• **SHORT EXERCISE**
Provide nothing but the number of lines containing the string "wieder".

• **DATA ENTRIES**
——
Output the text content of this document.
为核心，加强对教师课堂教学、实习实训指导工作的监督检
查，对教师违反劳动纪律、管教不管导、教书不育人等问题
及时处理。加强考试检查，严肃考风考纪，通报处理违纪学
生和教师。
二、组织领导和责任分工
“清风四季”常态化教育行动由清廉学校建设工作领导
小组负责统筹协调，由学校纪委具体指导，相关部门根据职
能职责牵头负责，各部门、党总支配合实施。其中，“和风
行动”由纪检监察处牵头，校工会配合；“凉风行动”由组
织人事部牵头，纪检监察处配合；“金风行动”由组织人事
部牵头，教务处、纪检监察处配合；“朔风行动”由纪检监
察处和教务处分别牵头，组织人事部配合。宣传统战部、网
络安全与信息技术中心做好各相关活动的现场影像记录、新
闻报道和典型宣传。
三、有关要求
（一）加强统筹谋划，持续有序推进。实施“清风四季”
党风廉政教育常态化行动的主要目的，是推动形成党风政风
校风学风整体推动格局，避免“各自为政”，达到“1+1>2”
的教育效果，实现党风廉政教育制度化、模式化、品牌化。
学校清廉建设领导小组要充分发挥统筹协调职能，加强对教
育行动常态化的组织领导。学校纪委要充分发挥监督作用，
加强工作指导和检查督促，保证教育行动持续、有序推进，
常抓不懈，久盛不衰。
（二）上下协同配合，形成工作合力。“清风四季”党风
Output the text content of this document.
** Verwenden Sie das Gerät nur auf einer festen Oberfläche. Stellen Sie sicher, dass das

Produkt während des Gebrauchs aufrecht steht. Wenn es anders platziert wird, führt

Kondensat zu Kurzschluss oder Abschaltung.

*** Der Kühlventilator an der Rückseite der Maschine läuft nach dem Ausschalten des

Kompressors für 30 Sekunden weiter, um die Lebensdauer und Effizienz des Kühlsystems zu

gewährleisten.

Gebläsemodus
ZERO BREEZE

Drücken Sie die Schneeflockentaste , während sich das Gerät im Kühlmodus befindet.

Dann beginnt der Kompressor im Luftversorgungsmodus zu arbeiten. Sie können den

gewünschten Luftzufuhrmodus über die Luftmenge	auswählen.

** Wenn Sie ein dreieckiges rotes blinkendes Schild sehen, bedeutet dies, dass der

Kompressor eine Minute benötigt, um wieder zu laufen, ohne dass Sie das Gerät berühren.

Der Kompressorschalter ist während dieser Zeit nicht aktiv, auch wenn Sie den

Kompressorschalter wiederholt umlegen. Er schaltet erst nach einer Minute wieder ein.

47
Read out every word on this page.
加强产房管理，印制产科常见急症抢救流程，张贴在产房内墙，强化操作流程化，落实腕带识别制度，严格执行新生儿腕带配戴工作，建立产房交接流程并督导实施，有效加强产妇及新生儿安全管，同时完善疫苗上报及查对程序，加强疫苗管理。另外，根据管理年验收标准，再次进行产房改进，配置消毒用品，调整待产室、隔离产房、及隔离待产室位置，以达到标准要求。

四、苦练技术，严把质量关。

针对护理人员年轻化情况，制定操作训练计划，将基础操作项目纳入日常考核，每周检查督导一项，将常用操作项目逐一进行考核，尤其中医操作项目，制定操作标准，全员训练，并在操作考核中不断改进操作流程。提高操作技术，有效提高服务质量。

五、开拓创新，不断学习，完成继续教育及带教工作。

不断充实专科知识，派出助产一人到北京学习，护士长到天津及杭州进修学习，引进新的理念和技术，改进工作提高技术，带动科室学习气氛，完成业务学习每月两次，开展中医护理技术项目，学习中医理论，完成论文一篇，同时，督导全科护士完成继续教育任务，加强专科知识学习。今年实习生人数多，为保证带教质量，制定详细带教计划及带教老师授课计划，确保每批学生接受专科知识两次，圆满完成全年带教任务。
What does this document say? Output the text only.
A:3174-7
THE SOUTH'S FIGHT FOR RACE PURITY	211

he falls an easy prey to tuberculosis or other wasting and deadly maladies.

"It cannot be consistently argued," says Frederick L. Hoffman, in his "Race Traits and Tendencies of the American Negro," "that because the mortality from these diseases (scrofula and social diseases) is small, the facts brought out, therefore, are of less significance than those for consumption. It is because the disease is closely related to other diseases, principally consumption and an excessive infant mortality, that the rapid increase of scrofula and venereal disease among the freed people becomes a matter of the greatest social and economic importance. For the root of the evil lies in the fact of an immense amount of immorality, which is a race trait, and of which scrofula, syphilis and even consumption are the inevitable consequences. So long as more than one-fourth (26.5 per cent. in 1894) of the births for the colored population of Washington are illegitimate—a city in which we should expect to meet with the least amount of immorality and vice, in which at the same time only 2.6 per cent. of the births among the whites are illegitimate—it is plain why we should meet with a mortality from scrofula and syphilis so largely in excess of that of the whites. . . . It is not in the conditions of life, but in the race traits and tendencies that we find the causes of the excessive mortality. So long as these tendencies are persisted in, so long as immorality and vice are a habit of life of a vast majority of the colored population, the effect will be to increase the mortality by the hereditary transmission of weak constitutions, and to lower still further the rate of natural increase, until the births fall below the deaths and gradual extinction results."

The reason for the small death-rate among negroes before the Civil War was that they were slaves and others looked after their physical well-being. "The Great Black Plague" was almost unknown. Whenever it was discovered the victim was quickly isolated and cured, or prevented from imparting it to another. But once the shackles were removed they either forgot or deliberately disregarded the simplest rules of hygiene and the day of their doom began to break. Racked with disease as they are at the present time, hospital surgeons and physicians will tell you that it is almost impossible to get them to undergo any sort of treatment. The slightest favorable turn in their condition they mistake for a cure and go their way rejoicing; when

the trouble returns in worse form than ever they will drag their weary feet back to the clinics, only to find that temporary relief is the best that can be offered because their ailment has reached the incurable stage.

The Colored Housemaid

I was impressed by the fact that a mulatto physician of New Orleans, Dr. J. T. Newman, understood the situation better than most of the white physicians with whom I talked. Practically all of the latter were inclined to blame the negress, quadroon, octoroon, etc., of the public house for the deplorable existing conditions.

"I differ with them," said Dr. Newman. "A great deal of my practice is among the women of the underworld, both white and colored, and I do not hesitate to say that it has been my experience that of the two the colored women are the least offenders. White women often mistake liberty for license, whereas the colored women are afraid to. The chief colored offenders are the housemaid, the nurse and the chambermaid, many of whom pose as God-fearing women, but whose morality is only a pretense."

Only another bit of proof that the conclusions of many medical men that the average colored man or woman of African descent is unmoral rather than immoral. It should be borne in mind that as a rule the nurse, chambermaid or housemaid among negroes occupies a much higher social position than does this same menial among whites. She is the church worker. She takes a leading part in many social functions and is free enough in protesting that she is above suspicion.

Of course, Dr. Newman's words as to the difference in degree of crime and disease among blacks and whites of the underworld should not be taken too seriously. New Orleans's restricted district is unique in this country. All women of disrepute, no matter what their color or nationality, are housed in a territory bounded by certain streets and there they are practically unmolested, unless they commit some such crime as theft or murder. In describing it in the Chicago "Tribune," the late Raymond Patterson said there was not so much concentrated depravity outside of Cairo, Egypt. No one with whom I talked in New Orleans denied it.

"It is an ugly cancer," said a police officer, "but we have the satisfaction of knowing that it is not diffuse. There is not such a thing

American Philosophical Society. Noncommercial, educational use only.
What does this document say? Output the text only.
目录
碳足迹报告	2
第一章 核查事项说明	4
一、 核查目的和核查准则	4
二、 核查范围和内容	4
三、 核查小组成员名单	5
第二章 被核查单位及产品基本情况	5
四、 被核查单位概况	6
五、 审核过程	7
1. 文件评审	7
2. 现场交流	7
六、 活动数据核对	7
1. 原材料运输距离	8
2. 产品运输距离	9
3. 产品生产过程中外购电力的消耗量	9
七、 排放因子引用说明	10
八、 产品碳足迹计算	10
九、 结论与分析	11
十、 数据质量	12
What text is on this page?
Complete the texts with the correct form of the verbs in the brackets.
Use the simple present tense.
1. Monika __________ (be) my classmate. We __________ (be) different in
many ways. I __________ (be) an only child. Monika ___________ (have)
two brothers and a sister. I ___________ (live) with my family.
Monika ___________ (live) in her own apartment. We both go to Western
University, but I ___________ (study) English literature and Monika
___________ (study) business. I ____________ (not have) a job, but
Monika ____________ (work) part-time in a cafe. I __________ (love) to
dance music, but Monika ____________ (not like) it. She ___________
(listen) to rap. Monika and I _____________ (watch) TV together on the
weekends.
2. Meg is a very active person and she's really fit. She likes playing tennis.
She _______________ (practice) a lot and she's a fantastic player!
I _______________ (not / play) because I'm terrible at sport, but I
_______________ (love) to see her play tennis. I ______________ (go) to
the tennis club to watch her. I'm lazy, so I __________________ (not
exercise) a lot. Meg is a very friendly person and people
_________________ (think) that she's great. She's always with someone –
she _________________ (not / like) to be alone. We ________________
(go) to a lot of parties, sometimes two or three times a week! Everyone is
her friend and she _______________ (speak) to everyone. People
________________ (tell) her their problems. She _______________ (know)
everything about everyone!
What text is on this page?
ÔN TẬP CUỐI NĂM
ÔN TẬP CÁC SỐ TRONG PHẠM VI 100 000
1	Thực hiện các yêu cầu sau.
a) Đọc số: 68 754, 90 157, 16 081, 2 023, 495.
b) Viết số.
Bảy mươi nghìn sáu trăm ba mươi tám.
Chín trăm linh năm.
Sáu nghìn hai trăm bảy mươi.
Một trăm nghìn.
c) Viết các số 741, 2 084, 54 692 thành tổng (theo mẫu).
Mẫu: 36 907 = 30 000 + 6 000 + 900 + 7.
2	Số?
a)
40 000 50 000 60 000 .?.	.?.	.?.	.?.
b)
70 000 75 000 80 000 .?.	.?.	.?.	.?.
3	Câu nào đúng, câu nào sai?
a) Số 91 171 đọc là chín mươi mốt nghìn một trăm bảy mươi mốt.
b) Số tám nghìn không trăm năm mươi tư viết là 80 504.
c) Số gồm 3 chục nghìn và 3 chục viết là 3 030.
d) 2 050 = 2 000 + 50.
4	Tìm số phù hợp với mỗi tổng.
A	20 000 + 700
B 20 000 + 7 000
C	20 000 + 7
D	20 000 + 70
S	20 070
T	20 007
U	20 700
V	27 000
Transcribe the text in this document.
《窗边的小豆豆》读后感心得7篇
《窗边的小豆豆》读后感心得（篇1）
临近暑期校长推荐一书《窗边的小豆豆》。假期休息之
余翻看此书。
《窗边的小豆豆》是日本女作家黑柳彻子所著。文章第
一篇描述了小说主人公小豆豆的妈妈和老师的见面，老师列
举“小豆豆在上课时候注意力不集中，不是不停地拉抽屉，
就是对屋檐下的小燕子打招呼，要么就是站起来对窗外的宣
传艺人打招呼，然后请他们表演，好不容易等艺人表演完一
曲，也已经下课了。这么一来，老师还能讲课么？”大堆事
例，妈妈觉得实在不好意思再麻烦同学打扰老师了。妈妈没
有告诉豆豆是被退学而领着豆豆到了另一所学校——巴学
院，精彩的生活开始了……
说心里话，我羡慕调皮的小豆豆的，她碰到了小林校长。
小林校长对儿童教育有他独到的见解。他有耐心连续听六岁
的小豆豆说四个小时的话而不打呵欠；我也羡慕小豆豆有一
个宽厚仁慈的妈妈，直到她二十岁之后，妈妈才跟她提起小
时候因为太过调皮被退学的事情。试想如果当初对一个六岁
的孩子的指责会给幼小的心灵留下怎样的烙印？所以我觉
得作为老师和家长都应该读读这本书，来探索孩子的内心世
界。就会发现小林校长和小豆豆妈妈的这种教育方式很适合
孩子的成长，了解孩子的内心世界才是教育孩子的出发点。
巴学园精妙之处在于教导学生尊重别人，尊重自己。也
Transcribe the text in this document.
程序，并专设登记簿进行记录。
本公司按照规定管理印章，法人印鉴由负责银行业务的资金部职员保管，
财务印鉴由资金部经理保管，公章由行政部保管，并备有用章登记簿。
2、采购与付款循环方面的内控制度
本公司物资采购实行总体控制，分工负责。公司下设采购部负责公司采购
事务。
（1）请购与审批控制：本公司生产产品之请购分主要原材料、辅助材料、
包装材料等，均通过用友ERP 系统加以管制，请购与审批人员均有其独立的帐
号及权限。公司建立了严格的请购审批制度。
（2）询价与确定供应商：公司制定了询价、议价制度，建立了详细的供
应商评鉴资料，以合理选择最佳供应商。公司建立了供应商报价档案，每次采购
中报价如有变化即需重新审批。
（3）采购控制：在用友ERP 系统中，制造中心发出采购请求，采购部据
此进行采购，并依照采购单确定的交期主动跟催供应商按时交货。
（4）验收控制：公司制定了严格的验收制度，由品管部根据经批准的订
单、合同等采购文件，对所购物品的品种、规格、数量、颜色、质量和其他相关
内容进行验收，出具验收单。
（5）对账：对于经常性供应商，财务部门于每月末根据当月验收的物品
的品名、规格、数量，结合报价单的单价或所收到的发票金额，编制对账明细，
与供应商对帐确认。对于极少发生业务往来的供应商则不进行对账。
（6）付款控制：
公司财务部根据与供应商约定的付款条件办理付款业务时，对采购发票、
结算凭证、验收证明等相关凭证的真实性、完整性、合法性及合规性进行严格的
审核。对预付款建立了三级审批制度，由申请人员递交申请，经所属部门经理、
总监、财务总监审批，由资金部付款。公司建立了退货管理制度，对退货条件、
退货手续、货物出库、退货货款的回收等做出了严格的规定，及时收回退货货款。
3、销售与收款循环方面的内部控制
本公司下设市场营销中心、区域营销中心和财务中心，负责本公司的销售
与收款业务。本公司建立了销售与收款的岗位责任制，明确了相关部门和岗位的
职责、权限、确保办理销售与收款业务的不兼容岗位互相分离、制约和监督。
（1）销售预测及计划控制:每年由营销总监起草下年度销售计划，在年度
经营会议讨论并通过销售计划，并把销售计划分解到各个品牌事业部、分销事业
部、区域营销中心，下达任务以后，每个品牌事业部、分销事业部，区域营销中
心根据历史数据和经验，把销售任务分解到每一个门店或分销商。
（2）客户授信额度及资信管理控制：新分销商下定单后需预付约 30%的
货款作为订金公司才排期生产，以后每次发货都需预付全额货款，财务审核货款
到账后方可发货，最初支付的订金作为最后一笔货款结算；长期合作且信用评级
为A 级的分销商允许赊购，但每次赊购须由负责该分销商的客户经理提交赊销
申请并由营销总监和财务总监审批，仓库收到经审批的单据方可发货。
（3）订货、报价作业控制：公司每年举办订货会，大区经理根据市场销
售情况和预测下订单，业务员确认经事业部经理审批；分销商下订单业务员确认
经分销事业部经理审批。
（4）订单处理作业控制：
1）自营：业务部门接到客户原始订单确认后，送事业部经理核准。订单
——
• **SOLUTION FOR THIS TASK**
2